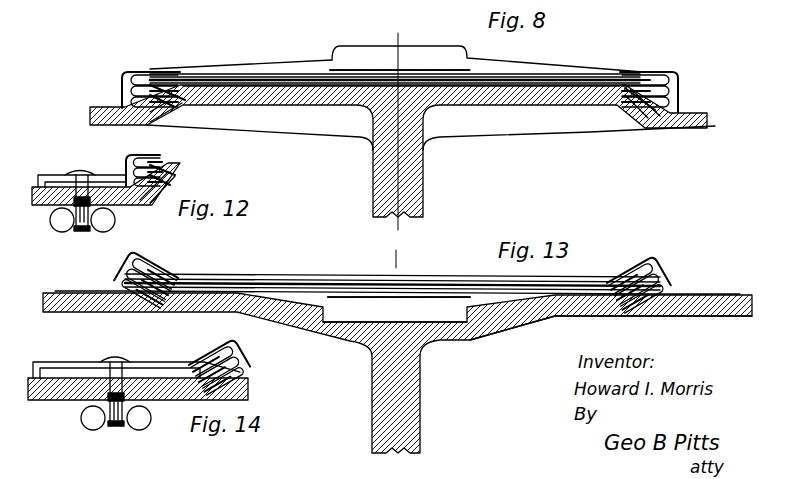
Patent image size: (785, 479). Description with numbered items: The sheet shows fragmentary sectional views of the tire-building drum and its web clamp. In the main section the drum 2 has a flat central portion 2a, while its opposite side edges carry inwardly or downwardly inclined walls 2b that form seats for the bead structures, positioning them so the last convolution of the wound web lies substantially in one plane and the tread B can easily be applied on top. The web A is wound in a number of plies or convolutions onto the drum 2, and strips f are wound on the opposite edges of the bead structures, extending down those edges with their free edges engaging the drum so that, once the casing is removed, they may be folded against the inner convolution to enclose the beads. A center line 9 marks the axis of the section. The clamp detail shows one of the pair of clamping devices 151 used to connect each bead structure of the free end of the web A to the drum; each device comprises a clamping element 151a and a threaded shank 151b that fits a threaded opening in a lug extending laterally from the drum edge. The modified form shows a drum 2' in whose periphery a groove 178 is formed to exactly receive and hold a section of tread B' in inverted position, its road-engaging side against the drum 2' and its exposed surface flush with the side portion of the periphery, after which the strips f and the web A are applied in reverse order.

In FIG. 8, the drum 2 is at (402, 151).
In FIG. 8, the flat central portion of the drum 2a is at (295, 90).
In FIG. 12, the flat central portion of the drum 2a is at (182, 170).
In FIG. 8, the inclined walls of the drum 2b is at (157, 93).
In FIG. 12, the inclined walls of the drum 2b is at (155, 206).
In FIG. 8, the web A is at (243, 76).
In FIG. 12, the web A is at (180, 165).
In FIG. 13, the web A is at (286, 284).
In FIG. 8, the tread B is at (460, 56).
In FIG. 8, the strips f is at (124, 84).
In FIG. 13, the strips f is at (92, 291).
In FIG. 8, the axis line 9 is at (397, 133).
In FIG. 13, the axis line 9 is at (394, 250).
In FIG. 12, the clamping device 151 is at (70, 176).
In FIG. 12, the clamping element 151a is at (108, 179).
In FIG. 14, the clamping element 151a is at (163, 373).
In FIG. 12, the threaded shank 151b is at (78, 231).
In FIG. 14, the threaded shank 151b is at (115, 428).
In FIG. 13, the groove 178 is at (330, 340).
In FIG. 13, the modified drum 2' is at (611, 343).
In FIG. 13, the section of tread B' is at (396, 309).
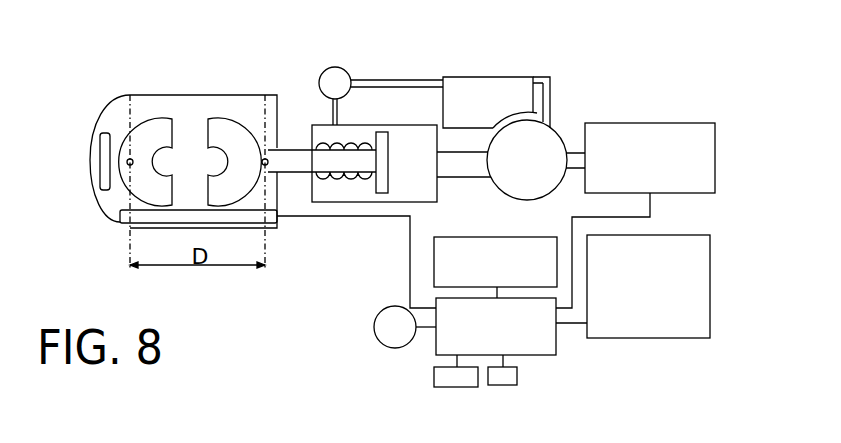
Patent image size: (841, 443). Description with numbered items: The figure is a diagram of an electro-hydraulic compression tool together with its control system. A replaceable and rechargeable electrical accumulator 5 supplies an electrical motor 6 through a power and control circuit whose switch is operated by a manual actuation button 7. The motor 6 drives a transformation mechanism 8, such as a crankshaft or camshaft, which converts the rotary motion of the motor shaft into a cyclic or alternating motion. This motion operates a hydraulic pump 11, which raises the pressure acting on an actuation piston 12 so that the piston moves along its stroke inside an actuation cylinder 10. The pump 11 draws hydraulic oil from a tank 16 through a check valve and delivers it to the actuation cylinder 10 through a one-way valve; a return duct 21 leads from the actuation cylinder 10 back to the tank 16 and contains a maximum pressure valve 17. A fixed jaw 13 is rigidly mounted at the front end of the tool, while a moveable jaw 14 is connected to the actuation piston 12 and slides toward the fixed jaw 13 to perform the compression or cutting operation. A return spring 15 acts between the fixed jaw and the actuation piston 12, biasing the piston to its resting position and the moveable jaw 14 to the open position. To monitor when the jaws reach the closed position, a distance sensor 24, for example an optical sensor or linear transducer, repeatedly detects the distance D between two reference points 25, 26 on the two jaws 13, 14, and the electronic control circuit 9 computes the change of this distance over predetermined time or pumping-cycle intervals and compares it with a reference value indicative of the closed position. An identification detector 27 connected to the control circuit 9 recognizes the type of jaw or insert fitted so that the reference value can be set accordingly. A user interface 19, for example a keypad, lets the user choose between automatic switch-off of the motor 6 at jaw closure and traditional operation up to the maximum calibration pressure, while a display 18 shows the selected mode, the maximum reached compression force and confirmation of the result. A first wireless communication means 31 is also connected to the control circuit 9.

The electrical accumulator 5 is at (693, 333).
The electrical motor 6 is at (698, 128).
The manual actuation button 7 is at (394, 341).
The transformation mechanism 8 is at (566, 151).
The electronic control circuit 9 is at (525, 347).
The actuation cylinder 10 is at (385, 104).
The hydraulic pump 11 is at (547, 137).
The actuation piston 12 is at (290, 162).
The fixed jaw 13 is at (154, 134).
The moveable jaw 14 is at (232, 134).
The return spring 15 is at (369, 134).
The tank 16 is at (475, 92).
The maximum pressure valve 17 is at (336, 67).
The display 18 is at (545, 282).
The user interface 19 is at (466, 381).
The return duct 21 is at (329, 118).
The distance sensor 24 is at (253, 218).
The reference point 25 is at (130, 157).
The reference point 26 is at (264, 157).
The identification detector 27 is at (102, 163).
The first wireless communication means 31 is at (509, 381).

◆ **Goal of the exercise**
Copy out every one of the rows above word for word, omitting the pictures.

◆ **Full solution**
Patent image size: (785, 479). Description with numbered items: The sheet shows fragmentary sectional views of the tire-building drum and its web clamp. In the main section the drum 2 has a flat central portion 2a, while its opposite side edges carry inwardly or downwardly inclined walls 2b that form seats for the bead structures, positioning them so the last convolution of the wound web lies substantially in one plane and the tread B can easily be applied on top. The web A is wound in a number of plies or convolutions onto the drum 2, and strips f are wound on the opposite edges of the bead structures, extending down those edges with their free edges engaging the drum so that, once the casing is removed, they may be folded against the inner convolution to enclose the beads. A center line 9 marks the axis of the section. The clamp detail shows one of the pair of clamping devices 151 used to connect each bead structure of the free end of the web A to the drum; each device comprises a clamping element 151a and a threaded shank 151b that fits a threaded opening in a lug extending laterally from the drum edge. The modified form shows a drum 2' in whose periphery a groove 178 is formed to exactly receive and hold a section of tread B' in inverted position, its road-engaging side against the drum 2' and its exposed surface flush with the side portion of the periphery, after which the strips f and the web A are applied in reverse order.

In FIG. 8, the drum 2 is at (402, 151).
In FIG. 8, the flat central portion of the drum 2a is at (295, 90).
In FIG. 12, the flat central portion of the drum 2a is at (182, 170).
In FIG. 8, the inclined walls of the drum 2b is at (157, 93).
In FIG. 12, the inclined walls of the drum 2b is at (155, 206).
In FIG. 8, the web A is at (243, 76).
In FIG. 12, the web A is at (180, 165).
In FIG. 13, the web A is at (286, 284).
In FIG. 8, the tread B is at (460, 56).
In FIG. 8, the strips f is at (124, 84).
In FIG. 13, the strips f is at (92, 291).
In FIG. 8, the axis line 9 is at (397, 133).
In FIG. 13, the axis line 9 is at (394, 250).
In FIG. 12, the clamping device 151 is at (70, 176).
In FIG. 12, the clamping element 151a is at (108, 179).
In FIG. 14, the clamping element 151a is at (163, 373).
In FIG. 12, the threaded shank 151b is at (78, 231).
In FIG. 14, the threaded shank 151b is at (115, 428).
In FIG. 13, the groove 178 is at (330, 340).
In FIG. 13, the modified drum 2' is at (611, 343).
In FIG. 13, the section of tread B' is at (396, 309).
Patent image size: (841, 443). Description with numbered items: The figure is a diagram of an electro-hydraulic compression tool together with its control system. A replaceable and rechargeable electrical accumulator 5 supplies an electrical motor 6 through a power and control circuit whose switch is operated by a manual actuation button 7. The motor 6 drives a transformation mechanism 8, such as a crankshaft or camshaft, which converts the rotary motion of the motor shaft into a cyclic or alternating motion. This motion operates a hydraulic pump 11, which raises the pressure acting on an actuation piston 12 so that the piston moves along its stroke inside an actuation cylinder 10. The pump 11 draws hydraulic oil from a tank 16 through a check valve and delivers it to the actuation cylinder 10 through a one-way valve; a return duct 21 leads from the actuation cylinder 10 back to the tank 16 and contains a maximum pressure valve 17. A fixed jaw 13 is rigidly mounted at the front end of the tool, while a moveable jaw 14 is connected to the actuation piston 12 and slides toward the fixed jaw 13 to perform the compression or cutting operation. A return spring 15 acts between the fixed jaw and the actuation piston 12, biasing the piston to its resting position and the moveable jaw 14 to the open position. To monitor when the jaws reach the closed position, a distance sensor 24, for example an optical sensor or linear transducer, repeatedly detects the distance D between two reference points 25, 26 on the two jaws 13, 14, and the electronic control circuit 9 computes the change of this distance over predetermined time or pumping-cycle intervals and compares it with a reference value indicative of the closed position. An identification detector 27 connected to the control circuit 9 recognizes the type of jaw or insert fitted so that the reference value can be set accordingly. A user interface 19, for example a keypad, lets the user choose between automatic switch-off of the motor 6 at jaw closure and traditional operation up to the maximum calibration pressure, while a display 18 shows the selected mode, the maximum reached compression force and confirmation of the result. A first wireless communication means 31 is also connected to the control circuit 9.

The electrical accumulator 5 is at (693, 333).
The electrical motor 6 is at (698, 128).
The manual actuation button 7 is at (394, 341).
The transformation mechanism 8 is at (566, 151).
The electronic control circuit 9 is at (525, 347).
The actuation cylinder 10 is at (385, 104).
The hydraulic pump 11 is at (547, 137).
The actuation piston 12 is at (290, 162).
The fixed jaw 13 is at (154, 134).
The moveable jaw 14 is at (232, 134).
The return spring 15 is at (369, 134).
The tank 16 is at (475, 92).
The maximum pressure valve 17 is at (336, 67).
The display 18 is at (545, 282).
The user interface 19 is at (466, 381).
The return duct 21 is at (329, 118).
The distance sensor 24 is at (253, 218).
The reference point 25 is at (130, 157).
The reference point 26 is at (264, 157).
The identification detector 27 is at (102, 163).
The first wireless communication means 31 is at (509, 381).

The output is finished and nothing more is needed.